--- START ---

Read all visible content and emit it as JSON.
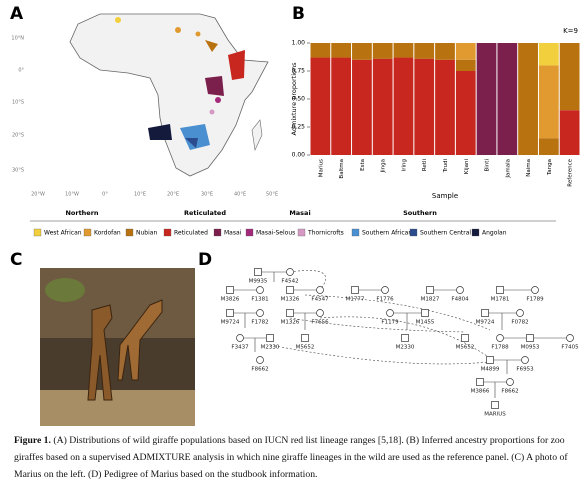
{
  "panel_labels": [
    "A",
    "B",
    "C",
    "D"
  ],
  "map": {
    "lat_labels": [
      "10°N",
      "0°",
      "10°S",
      "20°S",
      "30°S"
    ],
    "lon_labels": [
      "20°W",
      "10°W",
      "0°",
      "10°E",
      "20°E",
      "30°E",
      "40°E",
      "50°E"
    ]
  },
  "legend": {
    "groups": [
      "Northern",
      "Reticulated",
      "Masai",
      "Southern"
    ],
    "items": [
      {
        "label": "West African",
        "color": "#f2cf3c"
      },
      {
        "label": "Kordofan",
        "color": "#e09a30"
      },
      {
        "label": "Nubian",
        "color": "#b8720f"
      },
      {
        "label": "Reticulated",
        "color": "#c8271f"
      },
      {
        "label": "Masai",
        "color": "#7b1f4c"
      },
      {
        "label": "Masai-Selous",
        "color": "#a3297a"
      },
      {
        "label": "Thornicrofts",
        "color": "#d49ac4"
      },
      {
        "label": "Southern African",
        "color": "#4a8fd0"
      },
      {
        "label": "Southern Central",
        "color": "#2a4c8e"
      },
      {
        "label": "Angolan",
        "color": "#141a3c"
      }
    ]
  },
  "chart_data": {
    "type": "stacked-bar",
    "annotation": "K=9",
    "x_label": "Sample",
    "y_label": "Admixture proportions",
    "categories": [
      "Marius",
      "Baltma",
      "Esta",
      "Jinga",
      "Iring",
      "Retli",
      "Trudi",
      "Kijani",
      "Binti",
      "Jamala",
      "Naima",
      "Tanga",
      "Reference"
    ],
    "ylim": [
      0,
      1
    ],
    "yticks": [
      {
        "value": 0,
        "label": "0.00"
      },
      {
        "value": 0.25,
        "label": "0.25"
      },
      {
        "value": 0.5,
        "label": "0.50"
      },
      {
        "value": 0.75,
        "label": "0.75"
      },
      {
        "value": 1,
        "label": "1.00"
      }
    ],
    "series": [
      {
        "color": "#c8271f",
        "values": [
          0.87,
          0.87,
          0.85,
          0.86,
          0.87,
          0.86,
          0.85,
          0.75,
          0,
          0,
          0,
          0,
          0.4
        ]
      },
      {
        "color": "#7b1f4c",
        "values": [
          0,
          0,
          0,
          0,
          0,
          0,
          0,
          0,
          1,
          1,
          0,
          0,
          0
        ]
      },
      {
        "color": "#b8720f",
        "values": [
          0.13,
          0.13,
          0.15,
          0.14,
          0.13,
          0.14,
          0.15,
          0.1,
          0,
          0,
          1,
          0.15,
          0.6
        ]
      },
      {
        "color": "#e09a30",
        "values": [
          0,
          0,
          0,
          0,
          0,
          0,
          0,
          0.15,
          0,
          0,
          0,
          0.65,
          0
        ]
      },
      {
        "color": "#f2cf3c",
        "values": [
          0,
          0,
          0,
          0,
          0,
          0,
          0,
          0,
          0,
          0,
          0,
          0.2,
          0
        ]
      }
    ]
  },
  "pedigree": {
    "nodes": [
      "M9935",
      "F4542",
      "M3826",
      "F1381",
      "M1326",
      "F4547",
      "M1777",
      "F1776",
      "M1827",
      "F4804",
      "M1781",
      "F1789",
      "M9724",
      "F1782",
      "M1326",
      "F7656",
      "F1179",
      "M1455",
      "M9724",
      "F0782",
      "F3437",
      "M2330",
      "M5652",
      "M2330",
      "M5652",
      "F1788",
      "M0953",
      "F7405",
      "F8662",
      "M4899",
      "F6953",
      "M3866",
      "F8662",
      "MARIUS"
    ]
  },
  "caption": {
    "label": "Figure 1.",
    "text": "(A) Distributions of wild giraffe populations based on IUCN red list lineage ranges [5,18]. (B) Inferred ancestry proportions for zoo giraffes based on a supervised ADMIXTURE analysis in which nine giraffe lineages in the wild are used as the reference panel. (C) A photo of Marius on the left. (D) Pedigree of Marius based on the studbook information."
  }
}
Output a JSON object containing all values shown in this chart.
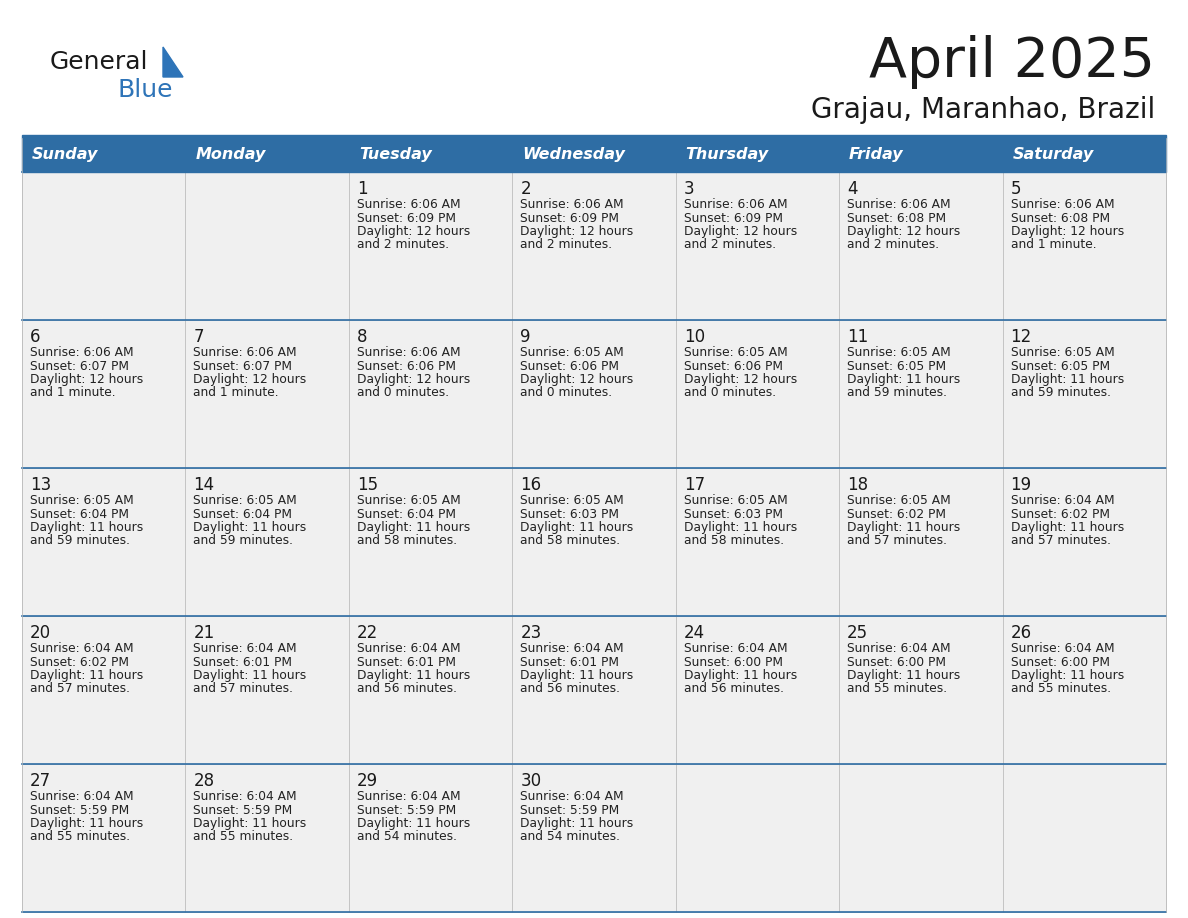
{
  "title": "April 2025",
  "subtitle": "Grajau, Maranhao, Brazil",
  "header_bg": "#2E6DA4",
  "header_text_color": "#FFFFFF",
  "cell_bg": "#F0F0F0",
  "day_headers": [
    "Sunday",
    "Monday",
    "Tuesday",
    "Wednesday",
    "Thursday",
    "Friday",
    "Saturday"
  ],
  "logo_general_color": "#1a1a1a",
  "logo_blue_color": "#2E74B8",
  "weeks": [
    [
      {
        "day": "",
        "text": ""
      },
      {
        "day": "",
        "text": ""
      },
      {
        "day": "1",
        "text": "Sunrise: 6:06 AM\nSunset: 6:09 PM\nDaylight: 12 hours\nand 2 minutes."
      },
      {
        "day": "2",
        "text": "Sunrise: 6:06 AM\nSunset: 6:09 PM\nDaylight: 12 hours\nand 2 minutes."
      },
      {
        "day": "3",
        "text": "Sunrise: 6:06 AM\nSunset: 6:09 PM\nDaylight: 12 hours\nand 2 minutes."
      },
      {
        "day": "4",
        "text": "Sunrise: 6:06 AM\nSunset: 6:08 PM\nDaylight: 12 hours\nand 2 minutes."
      },
      {
        "day": "5",
        "text": "Sunrise: 6:06 AM\nSunset: 6:08 PM\nDaylight: 12 hours\nand 1 minute."
      }
    ],
    [
      {
        "day": "6",
        "text": "Sunrise: 6:06 AM\nSunset: 6:07 PM\nDaylight: 12 hours\nand 1 minute."
      },
      {
        "day": "7",
        "text": "Sunrise: 6:06 AM\nSunset: 6:07 PM\nDaylight: 12 hours\nand 1 minute."
      },
      {
        "day": "8",
        "text": "Sunrise: 6:06 AM\nSunset: 6:06 PM\nDaylight: 12 hours\nand 0 minutes."
      },
      {
        "day": "9",
        "text": "Sunrise: 6:05 AM\nSunset: 6:06 PM\nDaylight: 12 hours\nand 0 minutes."
      },
      {
        "day": "10",
        "text": "Sunrise: 6:05 AM\nSunset: 6:06 PM\nDaylight: 12 hours\nand 0 minutes."
      },
      {
        "day": "11",
        "text": "Sunrise: 6:05 AM\nSunset: 6:05 PM\nDaylight: 11 hours\nand 59 minutes."
      },
      {
        "day": "12",
        "text": "Sunrise: 6:05 AM\nSunset: 6:05 PM\nDaylight: 11 hours\nand 59 minutes."
      }
    ],
    [
      {
        "day": "13",
        "text": "Sunrise: 6:05 AM\nSunset: 6:04 PM\nDaylight: 11 hours\nand 59 minutes."
      },
      {
        "day": "14",
        "text": "Sunrise: 6:05 AM\nSunset: 6:04 PM\nDaylight: 11 hours\nand 59 minutes."
      },
      {
        "day": "15",
        "text": "Sunrise: 6:05 AM\nSunset: 6:04 PM\nDaylight: 11 hours\nand 58 minutes."
      },
      {
        "day": "16",
        "text": "Sunrise: 6:05 AM\nSunset: 6:03 PM\nDaylight: 11 hours\nand 58 minutes."
      },
      {
        "day": "17",
        "text": "Sunrise: 6:05 AM\nSunset: 6:03 PM\nDaylight: 11 hours\nand 58 minutes."
      },
      {
        "day": "18",
        "text": "Sunrise: 6:05 AM\nSunset: 6:02 PM\nDaylight: 11 hours\nand 57 minutes."
      },
      {
        "day": "19",
        "text": "Sunrise: 6:04 AM\nSunset: 6:02 PM\nDaylight: 11 hours\nand 57 minutes."
      }
    ],
    [
      {
        "day": "20",
        "text": "Sunrise: 6:04 AM\nSunset: 6:02 PM\nDaylight: 11 hours\nand 57 minutes."
      },
      {
        "day": "21",
        "text": "Sunrise: 6:04 AM\nSunset: 6:01 PM\nDaylight: 11 hours\nand 57 minutes."
      },
      {
        "day": "22",
        "text": "Sunrise: 6:04 AM\nSunset: 6:01 PM\nDaylight: 11 hours\nand 56 minutes."
      },
      {
        "day": "23",
        "text": "Sunrise: 6:04 AM\nSunset: 6:01 PM\nDaylight: 11 hours\nand 56 minutes."
      },
      {
        "day": "24",
        "text": "Sunrise: 6:04 AM\nSunset: 6:00 PM\nDaylight: 11 hours\nand 56 minutes."
      },
      {
        "day": "25",
        "text": "Sunrise: 6:04 AM\nSunset: 6:00 PM\nDaylight: 11 hours\nand 55 minutes."
      },
      {
        "day": "26",
        "text": "Sunrise: 6:04 AM\nSunset: 6:00 PM\nDaylight: 11 hours\nand 55 minutes."
      }
    ],
    [
      {
        "day": "27",
        "text": "Sunrise: 6:04 AM\nSunset: 5:59 PM\nDaylight: 11 hours\nand 55 minutes."
      },
      {
        "day": "28",
        "text": "Sunrise: 6:04 AM\nSunset: 5:59 PM\nDaylight: 11 hours\nand 55 minutes."
      },
      {
        "day": "29",
        "text": "Sunrise: 6:04 AM\nSunset: 5:59 PM\nDaylight: 11 hours\nand 54 minutes."
      },
      {
        "day": "30",
        "text": "Sunrise: 6:04 AM\nSunset: 5:59 PM\nDaylight: 11 hours\nand 54 minutes."
      },
      {
        "day": "",
        "text": ""
      },
      {
        "day": "",
        "text": ""
      },
      {
        "day": "",
        "text": ""
      }
    ]
  ]
}
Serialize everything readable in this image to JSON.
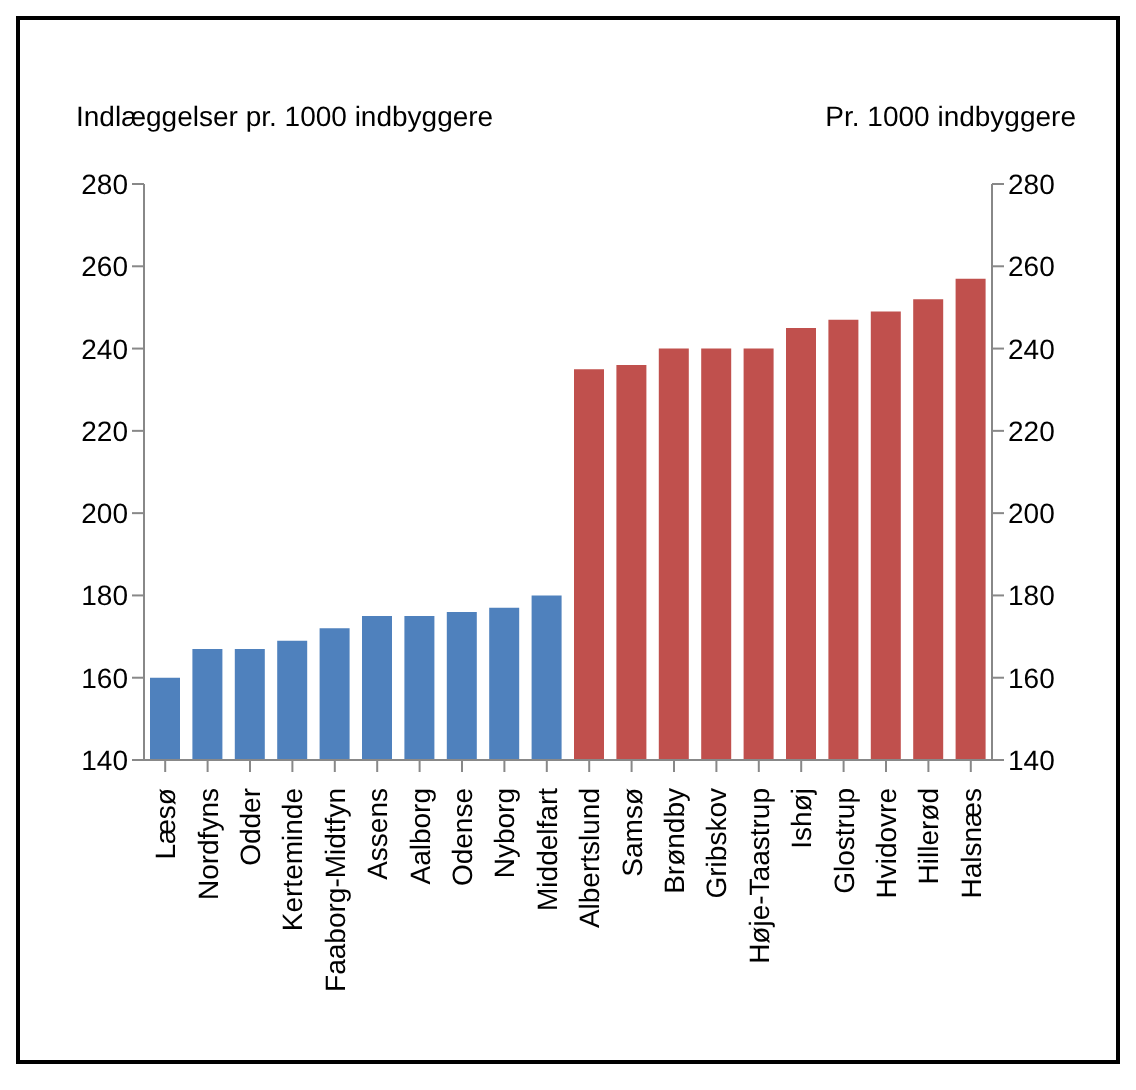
{
  "chart_data": {
    "type": "bar",
    "ylabel": "Indlæggelser pr. 1000 indbyggere",
    "y2label": "Pr. 1000 indbyggere",
    "categories": [
      "Læsø",
      "Nordfyns",
      "Odder",
      "Kerteminde",
      "Faaborg-Midtfyn",
      "Assens",
      "Aalborg",
      "Odense",
      "Nyborg",
      "Middelfart",
      "Albertslund",
      "Samsø",
      "Brøndby",
      "Gribskov",
      "Høje-Taastrup",
      "Ishøj",
      "Glostrup",
      "Hvidovre",
      "Hillerød",
      "Halsnæs"
    ],
    "values": [
      160,
      167,
      167,
      169,
      172,
      175,
      175,
      176,
      177,
      180,
      235,
      236,
      240,
      240,
      240,
      245,
      247,
      249,
      252,
      257
    ],
    "colors": [
      "#4f81bd",
      "#4f81bd",
      "#4f81bd",
      "#4f81bd",
      "#4f81bd",
      "#4f81bd",
      "#4f81bd",
      "#4f81bd",
      "#4f81bd",
      "#4f81bd",
      "#c0504d",
      "#c0504d",
      "#c0504d",
      "#c0504d",
      "#c0504d",
      "#c0504d",
      "#c0504d",
      "#c0504d",
      "#c0504d",
      "#c0504d"
    ],
    "ylim": [
      140,
      280
    ],
    "yticks": [
      140,
      160,
      180,
      200,
      220,
      240,
      260,
      280
    ],
    "y2lim": [
      140,
      280
    ],
    "y2ticks": [
      140,
      160,
      180,
      200,
      220,
      240,
      260,
      280
    ],
    "grid": false,
    "legend": false
  }
}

--- END ---

Look through the material above and work out how many of its lines contain "this". State the number only.

[Task output]:
2